Material for this exercise
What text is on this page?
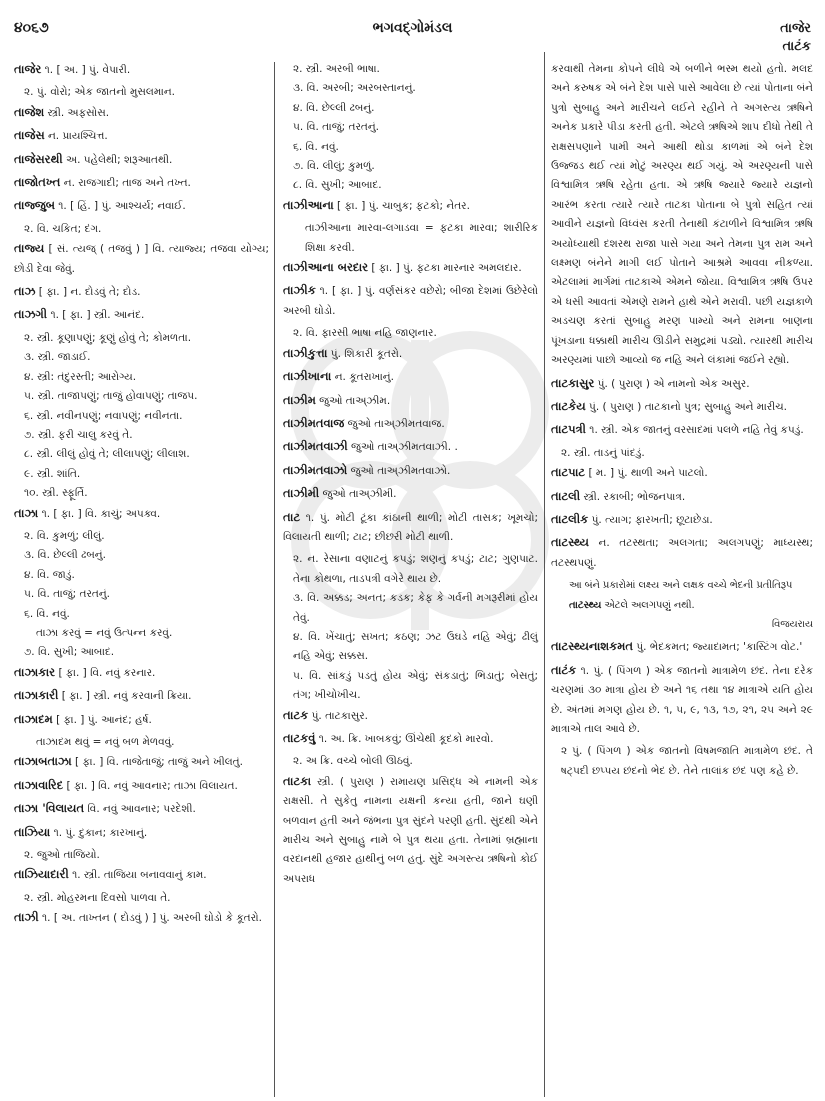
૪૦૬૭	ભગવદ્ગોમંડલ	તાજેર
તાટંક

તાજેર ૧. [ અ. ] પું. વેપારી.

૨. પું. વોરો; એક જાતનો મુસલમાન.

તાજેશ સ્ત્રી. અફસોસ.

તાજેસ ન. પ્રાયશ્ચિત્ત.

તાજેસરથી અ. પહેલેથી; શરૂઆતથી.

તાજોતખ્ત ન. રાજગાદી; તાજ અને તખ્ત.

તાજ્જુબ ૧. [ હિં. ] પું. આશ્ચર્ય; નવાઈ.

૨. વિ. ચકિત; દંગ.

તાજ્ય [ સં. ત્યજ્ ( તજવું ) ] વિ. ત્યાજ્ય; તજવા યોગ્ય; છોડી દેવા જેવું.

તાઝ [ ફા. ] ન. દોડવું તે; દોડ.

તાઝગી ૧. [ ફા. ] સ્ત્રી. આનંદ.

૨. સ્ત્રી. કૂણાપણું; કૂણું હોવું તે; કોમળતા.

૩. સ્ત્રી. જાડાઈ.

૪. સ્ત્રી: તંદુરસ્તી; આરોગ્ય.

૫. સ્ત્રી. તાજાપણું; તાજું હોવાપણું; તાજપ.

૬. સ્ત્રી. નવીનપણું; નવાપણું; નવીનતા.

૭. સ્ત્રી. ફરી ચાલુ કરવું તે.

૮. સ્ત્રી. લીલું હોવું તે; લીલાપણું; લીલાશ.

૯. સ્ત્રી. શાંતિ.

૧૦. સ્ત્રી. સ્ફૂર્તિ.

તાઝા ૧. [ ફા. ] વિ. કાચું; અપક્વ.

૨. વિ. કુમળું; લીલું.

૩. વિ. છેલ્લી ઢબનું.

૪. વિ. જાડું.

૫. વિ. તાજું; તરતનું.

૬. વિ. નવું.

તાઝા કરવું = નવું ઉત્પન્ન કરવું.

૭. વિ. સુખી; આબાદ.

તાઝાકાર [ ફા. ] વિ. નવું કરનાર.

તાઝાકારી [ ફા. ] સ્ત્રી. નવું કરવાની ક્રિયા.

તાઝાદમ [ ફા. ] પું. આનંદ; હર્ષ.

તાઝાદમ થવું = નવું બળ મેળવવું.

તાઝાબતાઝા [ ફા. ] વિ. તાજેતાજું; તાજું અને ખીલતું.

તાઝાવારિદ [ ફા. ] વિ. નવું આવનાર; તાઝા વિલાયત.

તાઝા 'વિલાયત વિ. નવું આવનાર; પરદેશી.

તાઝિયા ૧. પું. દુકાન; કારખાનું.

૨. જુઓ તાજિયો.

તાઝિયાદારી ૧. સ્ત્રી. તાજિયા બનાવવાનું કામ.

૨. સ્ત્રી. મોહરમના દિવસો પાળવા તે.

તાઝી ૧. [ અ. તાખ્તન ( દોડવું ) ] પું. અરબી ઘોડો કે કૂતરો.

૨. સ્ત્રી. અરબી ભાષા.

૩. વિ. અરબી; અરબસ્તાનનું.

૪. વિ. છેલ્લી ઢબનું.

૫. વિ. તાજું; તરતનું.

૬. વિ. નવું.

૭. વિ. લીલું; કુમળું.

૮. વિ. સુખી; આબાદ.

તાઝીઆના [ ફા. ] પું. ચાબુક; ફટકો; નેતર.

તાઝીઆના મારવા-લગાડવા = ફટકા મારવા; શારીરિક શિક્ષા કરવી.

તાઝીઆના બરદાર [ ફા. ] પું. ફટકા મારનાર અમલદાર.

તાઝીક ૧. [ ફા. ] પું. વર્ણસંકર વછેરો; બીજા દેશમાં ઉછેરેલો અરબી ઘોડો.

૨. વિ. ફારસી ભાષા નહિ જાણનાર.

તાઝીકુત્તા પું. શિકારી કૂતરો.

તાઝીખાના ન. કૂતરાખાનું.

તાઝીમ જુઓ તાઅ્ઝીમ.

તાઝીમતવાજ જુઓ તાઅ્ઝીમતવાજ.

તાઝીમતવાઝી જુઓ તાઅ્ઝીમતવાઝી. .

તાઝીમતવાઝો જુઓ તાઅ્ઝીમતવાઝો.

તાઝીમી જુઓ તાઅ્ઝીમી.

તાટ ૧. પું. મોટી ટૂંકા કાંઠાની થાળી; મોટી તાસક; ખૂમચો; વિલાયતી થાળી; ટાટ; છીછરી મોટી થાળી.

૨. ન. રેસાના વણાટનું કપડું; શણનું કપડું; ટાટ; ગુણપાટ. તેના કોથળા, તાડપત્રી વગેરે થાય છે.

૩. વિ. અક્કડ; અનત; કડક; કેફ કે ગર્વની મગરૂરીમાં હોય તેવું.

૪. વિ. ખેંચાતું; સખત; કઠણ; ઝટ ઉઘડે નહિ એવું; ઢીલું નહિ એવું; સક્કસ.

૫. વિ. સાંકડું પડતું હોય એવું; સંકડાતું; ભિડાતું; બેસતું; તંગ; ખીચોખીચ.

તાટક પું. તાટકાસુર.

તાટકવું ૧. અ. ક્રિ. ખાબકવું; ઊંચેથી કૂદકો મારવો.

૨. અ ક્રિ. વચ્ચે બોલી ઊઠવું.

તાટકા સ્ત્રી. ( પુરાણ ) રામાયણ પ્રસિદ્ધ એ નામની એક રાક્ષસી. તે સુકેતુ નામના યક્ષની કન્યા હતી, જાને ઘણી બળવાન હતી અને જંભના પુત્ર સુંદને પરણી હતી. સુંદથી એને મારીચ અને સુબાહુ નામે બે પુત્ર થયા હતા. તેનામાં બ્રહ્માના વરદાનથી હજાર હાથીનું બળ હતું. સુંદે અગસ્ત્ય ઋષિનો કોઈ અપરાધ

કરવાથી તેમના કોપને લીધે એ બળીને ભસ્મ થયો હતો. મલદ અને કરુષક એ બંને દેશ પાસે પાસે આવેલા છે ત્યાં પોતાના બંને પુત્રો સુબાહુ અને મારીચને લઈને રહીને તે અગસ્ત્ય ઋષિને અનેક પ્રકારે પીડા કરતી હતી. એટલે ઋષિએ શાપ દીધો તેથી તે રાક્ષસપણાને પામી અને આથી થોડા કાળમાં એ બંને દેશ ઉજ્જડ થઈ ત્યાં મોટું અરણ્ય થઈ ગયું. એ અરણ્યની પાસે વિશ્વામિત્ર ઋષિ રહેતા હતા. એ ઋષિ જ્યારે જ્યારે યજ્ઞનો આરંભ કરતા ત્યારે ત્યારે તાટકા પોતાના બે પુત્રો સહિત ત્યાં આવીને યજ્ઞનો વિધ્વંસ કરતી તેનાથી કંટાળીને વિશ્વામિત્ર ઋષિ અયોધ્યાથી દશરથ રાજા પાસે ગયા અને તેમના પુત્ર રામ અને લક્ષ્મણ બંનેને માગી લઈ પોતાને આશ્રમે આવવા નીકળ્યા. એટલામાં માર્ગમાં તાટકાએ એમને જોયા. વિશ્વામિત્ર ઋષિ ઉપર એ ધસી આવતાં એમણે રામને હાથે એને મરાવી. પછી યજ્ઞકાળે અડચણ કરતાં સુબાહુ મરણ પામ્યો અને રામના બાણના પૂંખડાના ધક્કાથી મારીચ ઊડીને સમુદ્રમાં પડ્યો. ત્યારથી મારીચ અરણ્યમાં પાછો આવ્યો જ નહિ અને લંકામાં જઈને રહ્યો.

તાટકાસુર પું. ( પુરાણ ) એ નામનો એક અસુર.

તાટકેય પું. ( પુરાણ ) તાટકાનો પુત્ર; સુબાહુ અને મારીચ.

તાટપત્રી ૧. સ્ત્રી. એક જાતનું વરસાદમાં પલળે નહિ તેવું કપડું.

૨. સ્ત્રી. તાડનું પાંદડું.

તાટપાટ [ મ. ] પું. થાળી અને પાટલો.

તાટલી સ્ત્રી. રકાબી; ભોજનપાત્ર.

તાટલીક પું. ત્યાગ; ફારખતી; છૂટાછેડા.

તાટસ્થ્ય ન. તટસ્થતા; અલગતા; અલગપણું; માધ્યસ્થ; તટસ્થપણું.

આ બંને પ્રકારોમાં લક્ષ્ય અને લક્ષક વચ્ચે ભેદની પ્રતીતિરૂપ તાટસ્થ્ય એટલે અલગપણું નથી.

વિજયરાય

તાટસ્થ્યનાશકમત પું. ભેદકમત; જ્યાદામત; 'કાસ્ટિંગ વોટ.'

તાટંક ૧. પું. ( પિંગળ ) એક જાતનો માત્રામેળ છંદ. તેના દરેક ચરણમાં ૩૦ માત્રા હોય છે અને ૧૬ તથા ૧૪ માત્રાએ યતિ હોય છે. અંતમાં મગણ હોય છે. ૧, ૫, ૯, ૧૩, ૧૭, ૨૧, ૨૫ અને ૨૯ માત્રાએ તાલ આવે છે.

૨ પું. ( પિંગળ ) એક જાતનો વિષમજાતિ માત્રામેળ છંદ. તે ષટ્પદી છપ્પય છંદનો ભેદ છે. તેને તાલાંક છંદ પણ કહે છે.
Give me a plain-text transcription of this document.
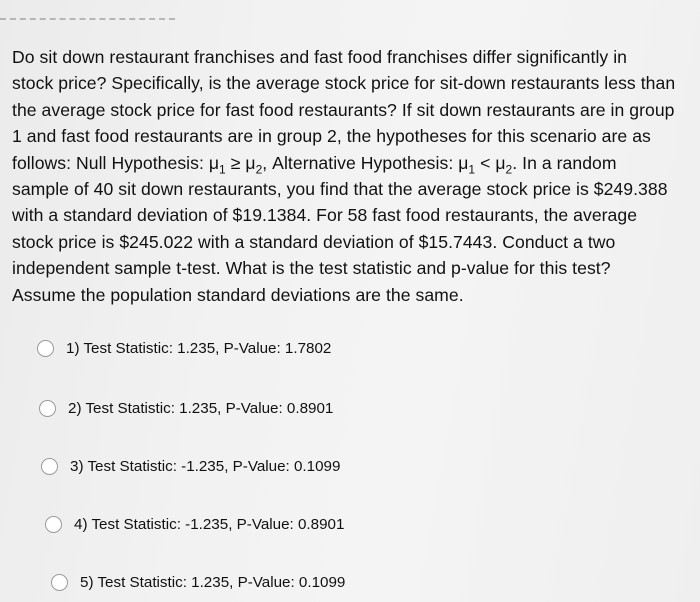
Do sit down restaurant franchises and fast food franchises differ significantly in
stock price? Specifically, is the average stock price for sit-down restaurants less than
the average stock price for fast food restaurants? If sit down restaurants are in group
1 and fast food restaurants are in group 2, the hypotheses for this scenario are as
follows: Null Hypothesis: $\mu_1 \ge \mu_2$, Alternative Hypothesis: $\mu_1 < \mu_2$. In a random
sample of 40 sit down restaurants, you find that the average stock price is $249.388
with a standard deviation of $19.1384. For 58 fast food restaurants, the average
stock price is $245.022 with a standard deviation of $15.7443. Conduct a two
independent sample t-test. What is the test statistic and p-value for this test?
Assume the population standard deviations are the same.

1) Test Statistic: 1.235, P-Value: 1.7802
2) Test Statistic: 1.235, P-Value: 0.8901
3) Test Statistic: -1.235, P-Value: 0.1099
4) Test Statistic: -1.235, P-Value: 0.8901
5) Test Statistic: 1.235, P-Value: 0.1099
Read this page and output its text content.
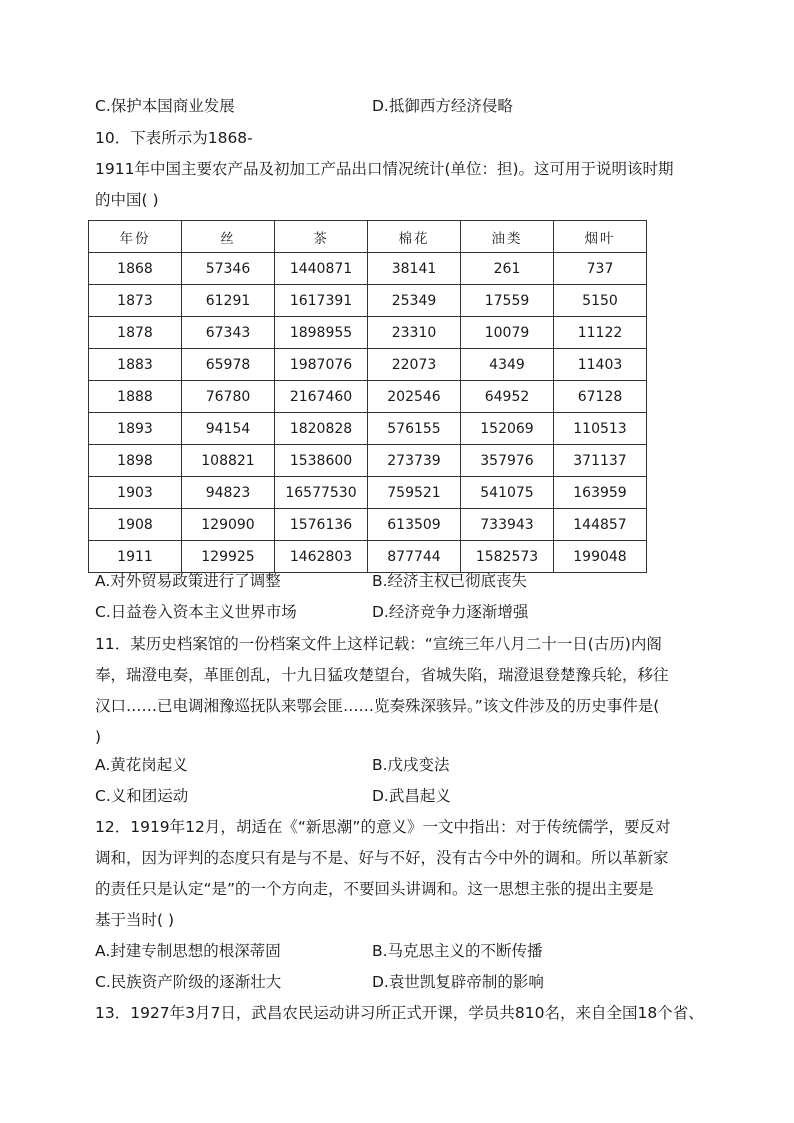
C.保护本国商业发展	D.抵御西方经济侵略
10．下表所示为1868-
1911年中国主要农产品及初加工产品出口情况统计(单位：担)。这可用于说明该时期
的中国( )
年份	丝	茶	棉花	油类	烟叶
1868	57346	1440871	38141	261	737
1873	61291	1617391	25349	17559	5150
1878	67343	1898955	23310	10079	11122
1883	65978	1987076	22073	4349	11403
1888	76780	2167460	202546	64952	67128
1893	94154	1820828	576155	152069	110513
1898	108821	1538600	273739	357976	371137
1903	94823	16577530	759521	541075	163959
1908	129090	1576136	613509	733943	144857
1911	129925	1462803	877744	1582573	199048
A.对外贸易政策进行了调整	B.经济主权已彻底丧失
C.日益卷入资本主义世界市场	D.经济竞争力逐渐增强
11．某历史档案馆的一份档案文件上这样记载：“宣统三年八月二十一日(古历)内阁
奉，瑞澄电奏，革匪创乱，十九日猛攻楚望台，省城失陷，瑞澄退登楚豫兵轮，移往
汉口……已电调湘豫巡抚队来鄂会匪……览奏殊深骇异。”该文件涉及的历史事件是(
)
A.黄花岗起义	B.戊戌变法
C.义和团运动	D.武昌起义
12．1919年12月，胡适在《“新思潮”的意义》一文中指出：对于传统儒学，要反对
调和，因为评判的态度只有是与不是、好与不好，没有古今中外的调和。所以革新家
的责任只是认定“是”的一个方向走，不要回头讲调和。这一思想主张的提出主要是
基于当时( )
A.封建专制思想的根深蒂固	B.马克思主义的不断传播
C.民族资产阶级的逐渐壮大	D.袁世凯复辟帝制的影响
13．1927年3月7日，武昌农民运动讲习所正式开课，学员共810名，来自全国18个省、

What is asked
Check every line of the data, and copy the ones that contain "અલગપણ".

Worked solution
તાટસ્થ્ય ન. તટસ્થતા; અલગતા; અલગપણું; માધ્યસ્થ; તટસ્થપણું.
આ બંને પ્રકારોમાં લક્ષ્ય અને લક્ષક વચ્ચે ભેદની પ્રતીતિરૂપ તાટસ્થ્ય એટલે અલગપણું નથી.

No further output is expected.